Continue the essay comparing the sexual revolution with the American Revolution, picking up right after its final sentence.

== Source document

Recent headlines reminded me of an essay Dr. R.C. Sproul wrote in the January 2017 edition of TableTalk, a publication of Ligonier Ministries. Sproul’s article, “The Revolution that Enslaves,” asked about the most significant revolution we have faced as a nation. As a historian, I automatically thought the American Revolution, which established our constitutional republic, but reading further into Sproul’s essay he made a strong argument that the sexual revolution was the most “far-reaching.”

Dr. Sproul argues that the sexual revolution “has wrought far more changes to the cultural behavior of America than the War of Independence fought against England in the eighteenth century.” The American Revolution was a war fought not to overturn society, but the Patriots fought the Revolution because they believed England had trampled upon their constitutional rights. The American Revolution was a conservative revolution, that is, it was fought to establish constitutional principles and not create a new society as other revolutions such as the French Revolution or the Bolshevik Revolution.

====
== Records supplied

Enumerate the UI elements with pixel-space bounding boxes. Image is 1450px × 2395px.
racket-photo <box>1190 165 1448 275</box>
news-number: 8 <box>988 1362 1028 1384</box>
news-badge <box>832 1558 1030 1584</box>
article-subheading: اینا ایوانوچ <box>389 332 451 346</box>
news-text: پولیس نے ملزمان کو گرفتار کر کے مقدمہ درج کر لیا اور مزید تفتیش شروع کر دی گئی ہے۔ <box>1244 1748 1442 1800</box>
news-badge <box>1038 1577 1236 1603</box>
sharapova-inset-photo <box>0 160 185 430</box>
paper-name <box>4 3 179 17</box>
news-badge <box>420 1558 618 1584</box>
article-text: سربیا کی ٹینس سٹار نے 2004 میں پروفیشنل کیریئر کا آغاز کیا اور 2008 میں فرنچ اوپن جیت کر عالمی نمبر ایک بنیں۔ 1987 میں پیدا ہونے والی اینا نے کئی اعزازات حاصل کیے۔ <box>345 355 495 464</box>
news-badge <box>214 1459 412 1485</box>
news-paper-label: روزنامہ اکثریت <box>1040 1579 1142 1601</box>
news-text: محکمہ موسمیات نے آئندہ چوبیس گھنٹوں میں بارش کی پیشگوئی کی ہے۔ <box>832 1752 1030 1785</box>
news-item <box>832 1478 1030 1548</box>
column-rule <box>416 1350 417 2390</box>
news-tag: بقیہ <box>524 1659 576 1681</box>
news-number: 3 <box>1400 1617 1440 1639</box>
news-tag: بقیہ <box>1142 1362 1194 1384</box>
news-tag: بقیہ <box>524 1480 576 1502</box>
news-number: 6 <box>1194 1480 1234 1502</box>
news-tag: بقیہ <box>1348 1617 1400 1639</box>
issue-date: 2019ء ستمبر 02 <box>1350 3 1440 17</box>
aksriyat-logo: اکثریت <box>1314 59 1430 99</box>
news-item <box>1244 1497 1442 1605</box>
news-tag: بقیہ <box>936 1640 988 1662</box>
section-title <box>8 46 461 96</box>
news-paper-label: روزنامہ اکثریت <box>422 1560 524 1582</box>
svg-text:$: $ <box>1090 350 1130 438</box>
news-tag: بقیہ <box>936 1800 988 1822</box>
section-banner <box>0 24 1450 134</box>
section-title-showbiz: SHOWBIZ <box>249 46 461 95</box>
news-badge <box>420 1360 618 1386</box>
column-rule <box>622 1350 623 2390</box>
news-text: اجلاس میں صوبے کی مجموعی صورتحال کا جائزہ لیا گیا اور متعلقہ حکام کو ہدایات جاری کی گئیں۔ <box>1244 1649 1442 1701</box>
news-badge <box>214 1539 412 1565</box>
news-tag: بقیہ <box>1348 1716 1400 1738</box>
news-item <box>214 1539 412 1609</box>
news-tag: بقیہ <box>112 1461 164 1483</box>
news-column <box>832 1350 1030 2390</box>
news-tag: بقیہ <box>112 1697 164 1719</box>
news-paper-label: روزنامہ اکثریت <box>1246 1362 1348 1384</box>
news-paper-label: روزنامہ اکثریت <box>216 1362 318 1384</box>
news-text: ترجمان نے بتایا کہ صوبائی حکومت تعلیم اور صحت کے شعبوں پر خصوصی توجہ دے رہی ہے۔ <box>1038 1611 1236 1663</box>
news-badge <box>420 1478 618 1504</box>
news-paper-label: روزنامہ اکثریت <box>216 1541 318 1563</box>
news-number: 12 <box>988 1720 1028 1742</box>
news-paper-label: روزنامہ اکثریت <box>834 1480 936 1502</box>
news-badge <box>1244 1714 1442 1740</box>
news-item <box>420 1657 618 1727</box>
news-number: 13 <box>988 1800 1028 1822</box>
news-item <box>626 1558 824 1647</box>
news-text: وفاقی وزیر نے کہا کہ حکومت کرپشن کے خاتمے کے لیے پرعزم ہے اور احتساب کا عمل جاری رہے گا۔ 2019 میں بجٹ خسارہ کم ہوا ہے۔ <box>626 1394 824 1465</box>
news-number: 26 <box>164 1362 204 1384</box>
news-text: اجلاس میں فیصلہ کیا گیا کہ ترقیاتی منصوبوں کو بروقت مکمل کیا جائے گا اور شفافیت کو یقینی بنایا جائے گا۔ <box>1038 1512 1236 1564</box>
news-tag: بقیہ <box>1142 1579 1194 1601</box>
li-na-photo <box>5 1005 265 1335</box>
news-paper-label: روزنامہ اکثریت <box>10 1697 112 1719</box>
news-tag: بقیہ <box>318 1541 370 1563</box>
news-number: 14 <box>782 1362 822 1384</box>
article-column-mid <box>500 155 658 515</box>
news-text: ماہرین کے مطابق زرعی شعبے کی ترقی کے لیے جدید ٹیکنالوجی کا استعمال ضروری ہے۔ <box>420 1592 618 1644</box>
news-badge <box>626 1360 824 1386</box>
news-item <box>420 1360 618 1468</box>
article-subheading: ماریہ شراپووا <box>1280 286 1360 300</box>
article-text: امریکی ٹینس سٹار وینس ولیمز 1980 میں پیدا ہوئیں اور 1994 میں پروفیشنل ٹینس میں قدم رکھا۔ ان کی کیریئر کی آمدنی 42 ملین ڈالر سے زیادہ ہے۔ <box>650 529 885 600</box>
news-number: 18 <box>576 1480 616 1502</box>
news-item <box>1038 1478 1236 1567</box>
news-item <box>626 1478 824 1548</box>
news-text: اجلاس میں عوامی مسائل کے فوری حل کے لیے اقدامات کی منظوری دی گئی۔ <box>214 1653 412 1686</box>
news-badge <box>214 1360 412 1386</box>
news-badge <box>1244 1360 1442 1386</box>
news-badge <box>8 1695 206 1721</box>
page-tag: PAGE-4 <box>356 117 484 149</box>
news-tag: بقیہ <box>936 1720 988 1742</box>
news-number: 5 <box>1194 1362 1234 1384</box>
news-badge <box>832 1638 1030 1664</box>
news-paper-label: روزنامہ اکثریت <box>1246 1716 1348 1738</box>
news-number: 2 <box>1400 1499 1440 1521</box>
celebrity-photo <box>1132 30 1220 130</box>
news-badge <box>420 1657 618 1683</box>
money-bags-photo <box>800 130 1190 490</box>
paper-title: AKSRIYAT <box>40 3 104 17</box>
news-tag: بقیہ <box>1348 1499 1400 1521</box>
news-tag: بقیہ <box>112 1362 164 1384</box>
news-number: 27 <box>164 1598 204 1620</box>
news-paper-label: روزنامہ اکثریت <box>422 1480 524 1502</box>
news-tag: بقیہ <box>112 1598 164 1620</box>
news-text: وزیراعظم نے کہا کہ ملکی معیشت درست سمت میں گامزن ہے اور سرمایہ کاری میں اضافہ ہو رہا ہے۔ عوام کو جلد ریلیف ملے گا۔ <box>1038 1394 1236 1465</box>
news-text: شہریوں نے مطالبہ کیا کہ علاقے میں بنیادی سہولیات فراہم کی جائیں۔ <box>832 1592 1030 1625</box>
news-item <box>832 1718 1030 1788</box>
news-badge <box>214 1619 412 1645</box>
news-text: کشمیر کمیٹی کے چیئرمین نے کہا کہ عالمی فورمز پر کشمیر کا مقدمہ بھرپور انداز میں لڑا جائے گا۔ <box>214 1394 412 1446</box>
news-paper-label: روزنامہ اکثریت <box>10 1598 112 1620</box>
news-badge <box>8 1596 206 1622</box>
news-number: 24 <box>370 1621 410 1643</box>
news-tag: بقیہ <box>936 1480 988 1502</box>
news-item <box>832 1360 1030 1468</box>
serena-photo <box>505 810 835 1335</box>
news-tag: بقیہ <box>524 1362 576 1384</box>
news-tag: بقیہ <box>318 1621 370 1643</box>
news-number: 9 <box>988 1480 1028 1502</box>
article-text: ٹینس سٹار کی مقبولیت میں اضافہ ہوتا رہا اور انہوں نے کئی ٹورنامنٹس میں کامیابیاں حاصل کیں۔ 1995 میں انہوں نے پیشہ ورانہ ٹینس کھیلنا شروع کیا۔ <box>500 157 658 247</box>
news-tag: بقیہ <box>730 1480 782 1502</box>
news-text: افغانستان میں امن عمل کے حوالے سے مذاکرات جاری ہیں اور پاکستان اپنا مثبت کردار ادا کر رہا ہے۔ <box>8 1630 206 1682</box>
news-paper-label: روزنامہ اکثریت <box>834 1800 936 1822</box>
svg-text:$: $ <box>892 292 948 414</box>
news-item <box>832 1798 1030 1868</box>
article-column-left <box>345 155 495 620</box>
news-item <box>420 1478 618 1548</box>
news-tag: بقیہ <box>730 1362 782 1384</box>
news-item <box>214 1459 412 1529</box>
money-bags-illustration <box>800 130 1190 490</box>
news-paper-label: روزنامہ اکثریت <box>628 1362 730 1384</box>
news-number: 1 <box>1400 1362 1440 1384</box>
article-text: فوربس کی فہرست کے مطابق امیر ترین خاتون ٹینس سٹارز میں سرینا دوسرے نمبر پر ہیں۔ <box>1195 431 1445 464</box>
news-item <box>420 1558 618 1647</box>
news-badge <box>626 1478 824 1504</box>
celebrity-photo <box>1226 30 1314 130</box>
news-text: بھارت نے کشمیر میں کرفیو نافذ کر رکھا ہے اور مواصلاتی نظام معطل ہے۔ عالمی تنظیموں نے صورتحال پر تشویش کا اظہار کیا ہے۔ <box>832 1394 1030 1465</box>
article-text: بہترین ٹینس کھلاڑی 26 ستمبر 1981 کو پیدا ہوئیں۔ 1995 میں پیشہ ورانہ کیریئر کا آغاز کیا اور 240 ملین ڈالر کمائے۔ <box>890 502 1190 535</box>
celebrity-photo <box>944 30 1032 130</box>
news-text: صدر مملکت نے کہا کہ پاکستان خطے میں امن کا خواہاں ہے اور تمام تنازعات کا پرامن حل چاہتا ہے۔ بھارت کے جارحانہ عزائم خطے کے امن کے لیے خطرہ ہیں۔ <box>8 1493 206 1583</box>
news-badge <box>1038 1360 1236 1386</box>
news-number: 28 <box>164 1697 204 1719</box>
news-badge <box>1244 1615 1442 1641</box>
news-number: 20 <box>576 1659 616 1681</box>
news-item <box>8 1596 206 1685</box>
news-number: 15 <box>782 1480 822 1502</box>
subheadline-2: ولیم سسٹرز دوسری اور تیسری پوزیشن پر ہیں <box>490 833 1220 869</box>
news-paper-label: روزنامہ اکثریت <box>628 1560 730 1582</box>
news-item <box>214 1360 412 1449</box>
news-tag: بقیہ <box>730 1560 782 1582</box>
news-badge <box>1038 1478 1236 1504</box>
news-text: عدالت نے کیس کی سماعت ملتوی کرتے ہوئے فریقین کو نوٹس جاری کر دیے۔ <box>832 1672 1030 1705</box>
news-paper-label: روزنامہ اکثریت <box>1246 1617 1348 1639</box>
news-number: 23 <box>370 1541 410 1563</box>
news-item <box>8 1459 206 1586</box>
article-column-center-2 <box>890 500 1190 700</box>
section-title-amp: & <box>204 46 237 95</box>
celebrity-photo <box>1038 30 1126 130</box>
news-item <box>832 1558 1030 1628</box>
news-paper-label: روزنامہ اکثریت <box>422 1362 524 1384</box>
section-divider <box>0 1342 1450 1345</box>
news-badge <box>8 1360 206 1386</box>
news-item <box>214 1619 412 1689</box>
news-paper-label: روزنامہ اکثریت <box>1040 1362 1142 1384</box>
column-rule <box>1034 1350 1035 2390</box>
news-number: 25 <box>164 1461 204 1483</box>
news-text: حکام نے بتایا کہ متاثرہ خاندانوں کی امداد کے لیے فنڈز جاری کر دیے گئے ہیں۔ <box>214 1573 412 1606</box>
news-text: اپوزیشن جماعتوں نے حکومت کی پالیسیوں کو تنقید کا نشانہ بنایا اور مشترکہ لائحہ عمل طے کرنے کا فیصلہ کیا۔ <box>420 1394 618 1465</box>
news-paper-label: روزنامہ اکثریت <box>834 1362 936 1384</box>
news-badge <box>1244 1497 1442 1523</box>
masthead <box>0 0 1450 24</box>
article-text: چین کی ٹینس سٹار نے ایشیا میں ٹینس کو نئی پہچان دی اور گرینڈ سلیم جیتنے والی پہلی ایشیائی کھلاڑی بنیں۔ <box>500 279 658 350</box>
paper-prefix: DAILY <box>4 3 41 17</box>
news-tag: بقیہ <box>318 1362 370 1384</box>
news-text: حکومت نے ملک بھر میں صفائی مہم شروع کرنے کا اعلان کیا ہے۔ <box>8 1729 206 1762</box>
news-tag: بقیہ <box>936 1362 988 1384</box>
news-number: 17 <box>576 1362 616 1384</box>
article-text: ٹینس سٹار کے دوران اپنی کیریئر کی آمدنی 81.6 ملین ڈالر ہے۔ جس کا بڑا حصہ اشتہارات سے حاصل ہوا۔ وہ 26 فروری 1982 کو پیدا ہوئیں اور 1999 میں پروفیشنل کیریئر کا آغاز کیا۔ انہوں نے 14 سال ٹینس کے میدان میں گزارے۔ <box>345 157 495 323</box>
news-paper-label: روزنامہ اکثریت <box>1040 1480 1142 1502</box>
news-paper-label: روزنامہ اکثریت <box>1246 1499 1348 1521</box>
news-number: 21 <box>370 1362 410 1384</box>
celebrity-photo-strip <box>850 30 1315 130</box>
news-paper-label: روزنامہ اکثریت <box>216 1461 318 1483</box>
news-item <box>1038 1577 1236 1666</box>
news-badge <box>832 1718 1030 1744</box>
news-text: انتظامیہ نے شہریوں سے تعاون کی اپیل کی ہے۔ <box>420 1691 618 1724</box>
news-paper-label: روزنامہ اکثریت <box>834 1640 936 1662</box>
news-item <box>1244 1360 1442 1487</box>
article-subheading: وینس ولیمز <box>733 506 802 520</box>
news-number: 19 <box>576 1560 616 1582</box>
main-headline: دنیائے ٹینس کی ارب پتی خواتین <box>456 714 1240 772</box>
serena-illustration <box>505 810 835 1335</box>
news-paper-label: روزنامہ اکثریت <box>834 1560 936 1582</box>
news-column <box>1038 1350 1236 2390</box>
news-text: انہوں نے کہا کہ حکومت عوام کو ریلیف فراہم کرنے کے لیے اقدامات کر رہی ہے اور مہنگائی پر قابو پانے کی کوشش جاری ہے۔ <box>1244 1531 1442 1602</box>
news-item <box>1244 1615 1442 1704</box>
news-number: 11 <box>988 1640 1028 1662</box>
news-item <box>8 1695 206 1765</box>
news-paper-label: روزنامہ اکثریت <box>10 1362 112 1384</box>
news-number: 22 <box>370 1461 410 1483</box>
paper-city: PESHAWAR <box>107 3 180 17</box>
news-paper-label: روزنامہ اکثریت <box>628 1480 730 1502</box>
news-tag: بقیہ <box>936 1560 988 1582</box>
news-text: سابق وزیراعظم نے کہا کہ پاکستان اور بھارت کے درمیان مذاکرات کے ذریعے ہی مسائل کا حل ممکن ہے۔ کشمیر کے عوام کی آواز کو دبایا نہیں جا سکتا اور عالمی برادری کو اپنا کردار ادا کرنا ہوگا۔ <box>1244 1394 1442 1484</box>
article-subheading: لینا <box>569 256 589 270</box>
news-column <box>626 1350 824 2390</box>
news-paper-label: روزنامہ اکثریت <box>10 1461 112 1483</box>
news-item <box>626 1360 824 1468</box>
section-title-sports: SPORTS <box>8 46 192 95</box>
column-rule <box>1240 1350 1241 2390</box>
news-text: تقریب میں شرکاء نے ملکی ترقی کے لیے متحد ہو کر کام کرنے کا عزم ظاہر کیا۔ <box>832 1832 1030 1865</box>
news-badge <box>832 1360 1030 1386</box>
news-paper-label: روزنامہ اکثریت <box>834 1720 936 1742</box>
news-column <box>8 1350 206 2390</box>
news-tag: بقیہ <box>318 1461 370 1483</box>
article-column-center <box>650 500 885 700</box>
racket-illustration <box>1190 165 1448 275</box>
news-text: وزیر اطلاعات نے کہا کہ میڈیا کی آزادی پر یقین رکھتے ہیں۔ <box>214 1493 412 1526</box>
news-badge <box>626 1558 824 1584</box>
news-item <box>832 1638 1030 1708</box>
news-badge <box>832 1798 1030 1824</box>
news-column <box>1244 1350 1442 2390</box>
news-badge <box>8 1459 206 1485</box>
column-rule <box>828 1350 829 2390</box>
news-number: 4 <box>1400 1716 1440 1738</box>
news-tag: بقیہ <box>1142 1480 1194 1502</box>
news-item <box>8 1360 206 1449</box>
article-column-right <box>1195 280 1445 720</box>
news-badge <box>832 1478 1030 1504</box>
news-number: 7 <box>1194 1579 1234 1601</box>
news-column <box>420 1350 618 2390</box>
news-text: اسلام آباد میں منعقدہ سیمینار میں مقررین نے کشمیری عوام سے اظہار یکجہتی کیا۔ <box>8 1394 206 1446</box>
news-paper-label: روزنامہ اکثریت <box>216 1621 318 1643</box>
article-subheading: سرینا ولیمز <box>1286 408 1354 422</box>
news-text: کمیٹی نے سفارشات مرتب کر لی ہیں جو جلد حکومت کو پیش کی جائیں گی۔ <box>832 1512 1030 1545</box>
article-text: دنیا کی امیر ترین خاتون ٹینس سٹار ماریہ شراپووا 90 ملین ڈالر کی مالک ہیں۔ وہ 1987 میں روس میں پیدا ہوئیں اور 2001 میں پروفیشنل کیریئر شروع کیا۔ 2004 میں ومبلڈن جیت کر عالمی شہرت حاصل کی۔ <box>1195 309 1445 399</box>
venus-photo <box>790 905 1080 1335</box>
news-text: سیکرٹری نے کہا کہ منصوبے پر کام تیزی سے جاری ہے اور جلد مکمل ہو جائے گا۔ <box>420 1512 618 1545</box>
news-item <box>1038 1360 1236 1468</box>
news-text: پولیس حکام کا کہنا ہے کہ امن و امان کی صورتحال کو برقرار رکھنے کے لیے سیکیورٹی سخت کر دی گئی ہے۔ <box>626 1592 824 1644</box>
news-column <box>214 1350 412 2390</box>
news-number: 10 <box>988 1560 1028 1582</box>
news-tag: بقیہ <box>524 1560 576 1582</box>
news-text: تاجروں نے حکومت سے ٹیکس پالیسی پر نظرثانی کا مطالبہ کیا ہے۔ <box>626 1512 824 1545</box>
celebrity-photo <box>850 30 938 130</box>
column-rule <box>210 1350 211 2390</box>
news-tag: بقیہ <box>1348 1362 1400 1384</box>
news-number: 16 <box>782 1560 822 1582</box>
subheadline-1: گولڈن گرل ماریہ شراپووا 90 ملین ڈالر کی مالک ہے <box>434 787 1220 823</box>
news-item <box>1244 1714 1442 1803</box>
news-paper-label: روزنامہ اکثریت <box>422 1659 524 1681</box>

====

→ **Task output**
On the other hand, the sexual revolution has transformed American society and culture in significant ways. As Dr. Sproul explains:

The most far-reaching, epochal revolution in American history began about fifty years ago and is now reaching its zenith. No war has been fought in terms of military conflict, but this revolution has killed millions of unborn people. Approximately three thousand lives, in fact, will be lost to this revolution before midnight tonight. And this number does not include the revolution’s other casualties. Bodies will be mutilated in the name of “changing” one’s gender. Sexually transmitted diseases will sterilize, leave lasting physical and emotional scars, and even pronounce death sentences on men and women. Young women will get pregnant and be abandoned, leaving them to raise children in fatherless homes. Pornography will warp people’s views of sex and relationships.

This is a consequence of the cultural changes of the 1960s, although this represents the total sinfulness and depravity of mankind. “This sexual revolution is a war that’s been fought not against any earthly king but against the King of the cosmos, the Lord Himself. It’s a war with roots that stretch much further back than the sixties—to Eden, when Adam and Eve joined Satan’s cosmic revolt,” stated Dr. Sproul.

In Western Civilization, the sexual revolution has its roots in the enlightenment philosophies. Dr. Albert Mohler, President of the Southern Baptist Theological Seminary, explains:

The background to this great intellectual shift is the secularization of Western societies. Modernity has brought many cultural goods, but it has also, as predicted, brought a radical change in the way citizens of Western societies think, feel, relate, and reason. The Enlightenment’s liberation of reason at the expense of revelation was followed by a radical anti-supernaturalism that can scarcely be exaggerated.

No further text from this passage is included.